Provided records:
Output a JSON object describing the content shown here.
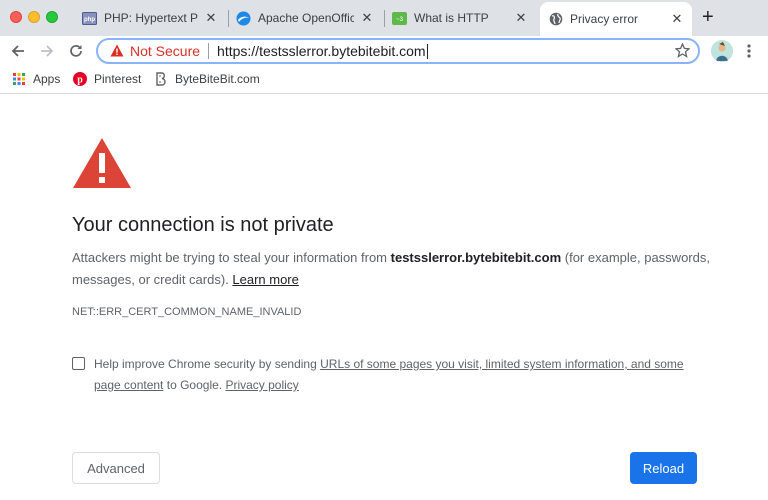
{
  "tabs": [
    {
      "title": "PHP: Hypertext Prep",
      "icon": "php-icon",
      "close": "✕"
    },
    {
      "title": "Apache OpenOffice",
      "icon": "openoffice-icon",
      "close": "✕"
    },
    {
      "title": "What is HTTP",
      "icon": "http-icon",
      "close": "✕"
    },
    {
      "title": "Privacy error",
      "icon": "globe-icon",
      "close": "✕",
      "active": true
    }
  ],
  "new_tab": "+",
  "omnibox": {
    "security_label": "Not Secure",
    "url": "https://testsslerror.bytebitebit.com"
  },
  "bookmarks": [
    {
      "label": "Apps",
      "icon": "apps-grid-icon"
    },
    {
      "label": "Pinterest",
      "icon": "pinterest-icon"
    },
    {
      "label": "ByteBiteBit.com",
      "icon": "bytebitebit-icon"
    }
  ],
  "interstitial": {
    "heading": "Your connection is not private",
    "explain_before": "Attackers might be trying to steal your information from ",
    "host": "testsslerror.bytebitebit.com",
    "explain_after": " (for example, passwords, messages, or credit cards). ",
    "learn_more": "Learn more",
    "error_code": "NET::ERR_CERT_COMMON_NAME_INVALID",
    "optin_before": "Help improve Chrome security by sending ",
    "optin_link": "URLs of some pages you visit, limited system information, and some page content",
    "optin_middle": " to Google. ",
    "privacy_policy": "Privacy policy",
    "advanced_button": "Advanced",
    "reload_button": "Reload"
  },
  "colors": {
    "alert_red": "#db4437",
    "not_secure_red": "#d93025",
    "reload_blue": "#1a73e8",
    "omnibox_focus": "#8ab4f8"
  }
}
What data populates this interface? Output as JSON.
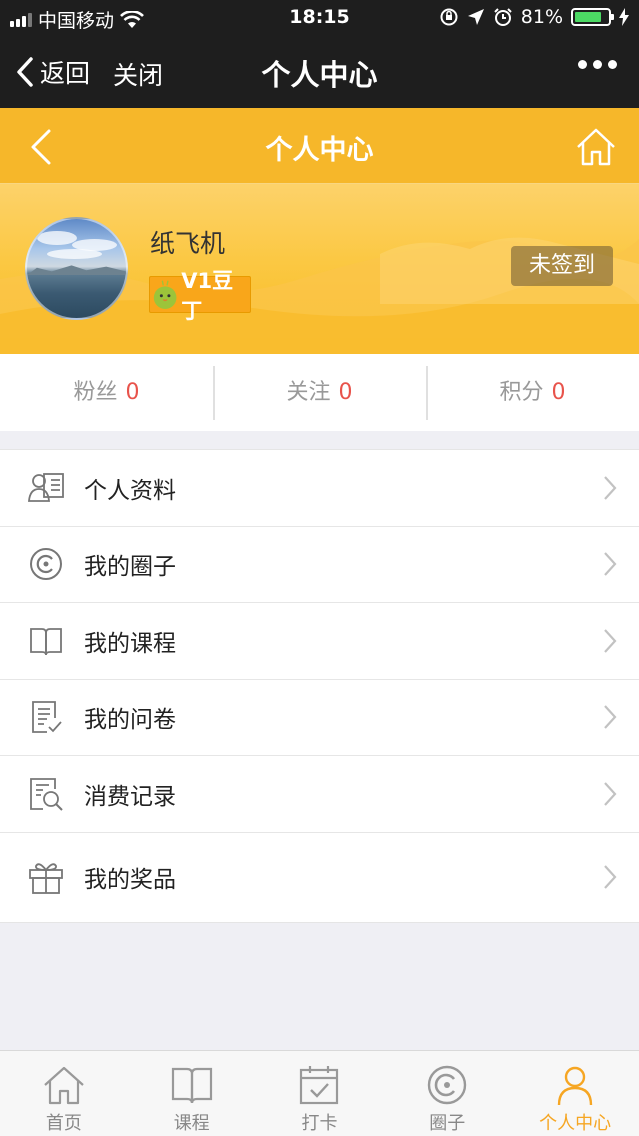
{
  "status_bar": {
    "carrier": "中国移动",
    "time": "18:15",
    "battery_percent": "81%",
    "battery_level": 0.81,
    "icons": [
      "signal-icon",
      "wifi-icon",
      "orientation-lock-icon",
      "location-icon",
      "alarm-icon",
      "battery-icon",
      "charging-icon"
    ]
  },
  "wechat_nav": {
    "back_label": "返回",
    "close_label": "关闭",
    "title": "个人中心",
    "more_icon": "more-dots-icon"
  },
  "page_header": {
    "title": "个人中心",
    "back_icon": "chevron-left-icon",
    "home_icon": "home-icon",
    "color": "#f6b72a"
  },
  "profile": {
    "username": "纸飞机",
    "level": "V1豆丁",
    "checkin_label": "未签到"
  },
  "stats": [
    {
      "label": "粉丝",
      "value": "0"
    },
    {
      "label": "关注",
      "value": "0"
    },
    {
      "label": "积分",
      "value": "0"
    }
  ],
  "menu": [
    {
      "label": "个人资料",
      "icon": "id-card-icon"
    },
    {
      "label": "我的圈子",
      "icon": "circle-icon"
    },
    {
      "label": "我的课程",
      "icon": "book-icon"
    },
    {
      "label": "我的问卷",
      "icon": "checklist-icon"
    },
    {
      "label": "消费记录",
      "icon": "receipt-search-icon"
    },
    {
      "label": "我的奖品",
      "icon": "gift-icon"
    }
  ],
  "tabbar": {
    "active_color": "#f6a623",
    "tabs": [
      {
        "label": "首页",
        "icon": "home-icon"
      },
      {
        "label": "课程",
        "icon": "book-icon"
      },
      {
        "label": "打卡",
        "icon": "calendar-check-icon"
      },
      {
        "label": "圈子",
        "icon": "circle-icon"
      },
      {
        "label": "个人中心",
        "icon": "user-icon",
        "active": true
      }
    ]
  }
}
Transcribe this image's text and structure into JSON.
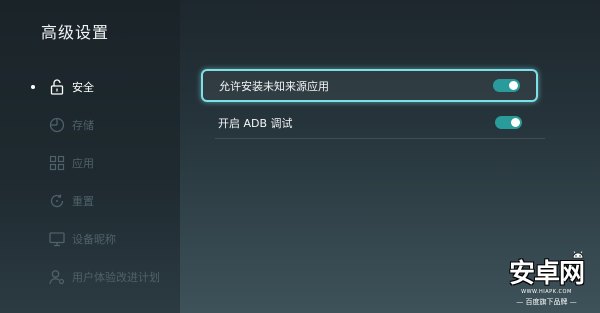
{
  "title": "高级设置",
  "sidebar": {
    "items": [
      {
        "label": "安全",
        "icon": "lock-open-icon",
        "active": true
      },
      {
        "label": "存储",
        "icon": "storage-pie-icon",
        "active": false
      },
      {
        "label": "应用",
        "icon": "apps-grid-icon",
        "active": false
      },
      {
        "label": "重置",
        "icon": "reset-icon",
        "active": false
      },
      {
        "label": "设备昵称",
        "icon": "monitor-icon",
        "active": false
      },
      {
        "label": "用户体验改进计划",
        "icon": "user-settings-icon",
        "active": false
      }
    ]
  },
  "settings": [
    {
      "label": "允许安装未知来源应用",
      "enabled": true,
      "focused": true
    },
    {
      "label": "开启 ADB 调试",
      "enabled": true,
      "focused": false
    }
  ],
  "colors": {
    "accent": "#2a9b9b",
    "focus_border": "#7fe0ea",
    "inactive_text": "#4f6169"
  },
  "watermark": {
    "logo": "安卓网",
    "url": "WWW.HIAPK.COM",
    "slogan": "— 百度旗下品牌 —"
  }
}
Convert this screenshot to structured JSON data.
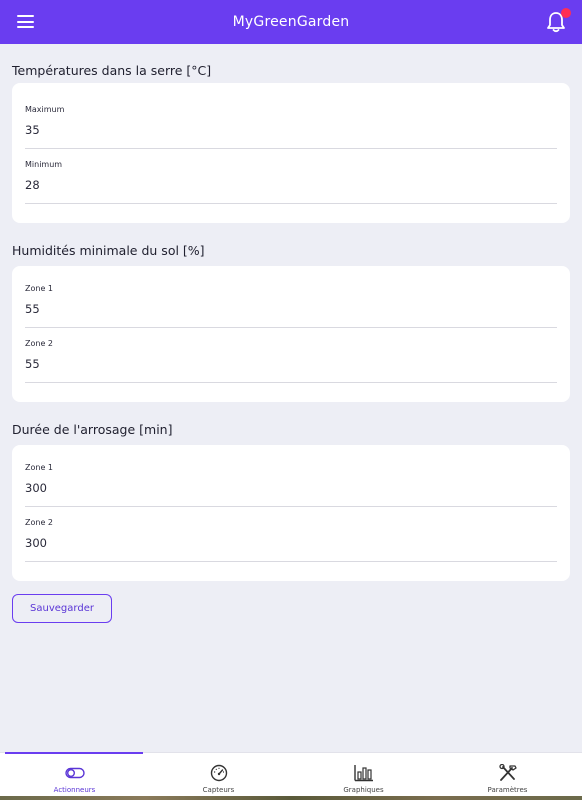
{
  "header": {
    "title": "MyGreenGarden",
    "accent_color": "#6a3df0",
    "notification_dot_color": "#ff2d55"
  },
  "sections": [
    {
      "title": "Températures dans la serre [°C]",
      "fields": [
        {
          "label": "Maximum",
          "value": "35"
        },
        {
          "label": "Minimum",
          "value": "28"
        }
      ]
    },
    {
      "title": "Humidités minimale du sol [%]",
      "fields": [
        {
          "label": "Zone 1",
          "value": "55"
        },
        {
          "label": "Zone 2",
          "value": "55"
        }
      ]
    },
    {
      "title": "Durée de l'arrosage [min]",
      "fields": [
        {
          "label": "Zone 1",
          "value": "300"
        },
        {
          "label": "Zone 2",
          "value": "300"
        }
      ]
    }
  ],
  "save_label": "Sauvegarder",
  "nav": {
    "items": [
      {
        "label": "Actionneurs",
        "icon": "toggle-icon",
        "active": true
      },
      {
        "label": "Capteurs",
        "icon": "gauge-icon",
        "active": false
      },
      {
        "label": "Graphiques",
        "icon": "bar-chart-icon",
        "active": false
      },
      {
        "label": "Paramètres",
        "icon": "tools-icon",
        "active": false
      }
    ]
  }
}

Work instructions: Your answer should be only a number: how many lines of the data above contain the string "grid"?

Answer: 2